▶ [DESCRIPTION OF THE TASK] Copy all lines below containing "sPDtot".

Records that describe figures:
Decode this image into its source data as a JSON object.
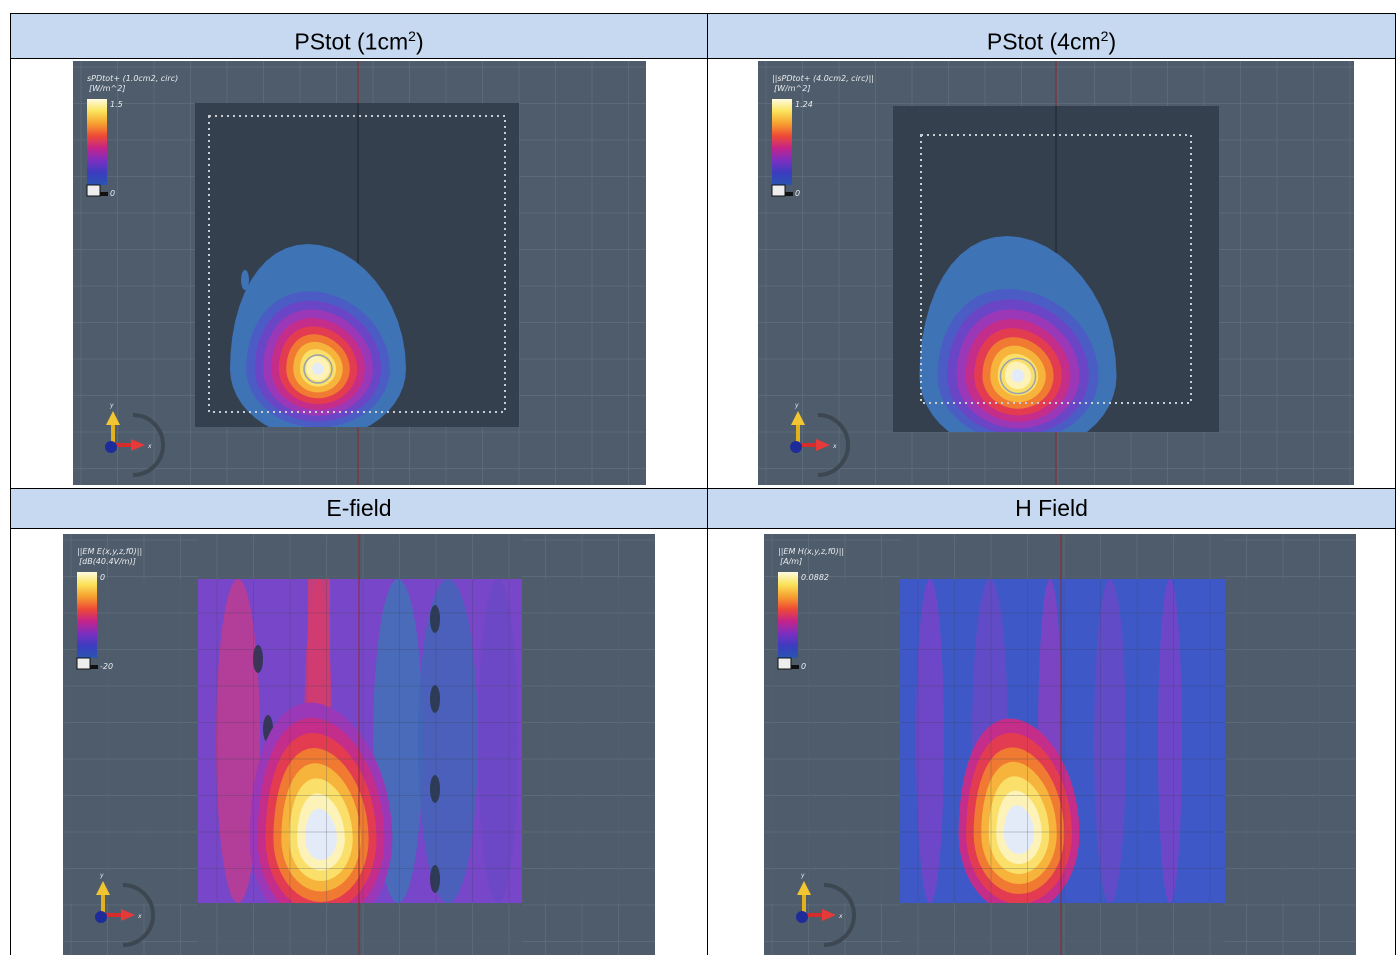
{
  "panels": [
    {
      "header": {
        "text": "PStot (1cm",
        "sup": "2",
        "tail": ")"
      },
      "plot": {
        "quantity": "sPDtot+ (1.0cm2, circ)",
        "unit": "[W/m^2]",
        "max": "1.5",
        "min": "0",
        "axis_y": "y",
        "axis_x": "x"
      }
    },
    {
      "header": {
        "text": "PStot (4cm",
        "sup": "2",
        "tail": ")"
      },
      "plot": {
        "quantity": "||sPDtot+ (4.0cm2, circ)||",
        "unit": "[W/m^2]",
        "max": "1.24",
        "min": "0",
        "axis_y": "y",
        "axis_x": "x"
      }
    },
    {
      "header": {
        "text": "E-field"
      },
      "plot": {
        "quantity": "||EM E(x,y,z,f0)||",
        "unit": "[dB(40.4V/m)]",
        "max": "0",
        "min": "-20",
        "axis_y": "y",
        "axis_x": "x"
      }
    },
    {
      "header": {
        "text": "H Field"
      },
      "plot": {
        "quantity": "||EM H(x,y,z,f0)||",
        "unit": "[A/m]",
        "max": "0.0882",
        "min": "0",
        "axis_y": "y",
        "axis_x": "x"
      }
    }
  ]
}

▶ [FINAL RESULT]
        "quantity": "sPDtot+ (1.0cm2, circ)",
        "quantity": "||sPDtot+ (4.0cm2, circ)||",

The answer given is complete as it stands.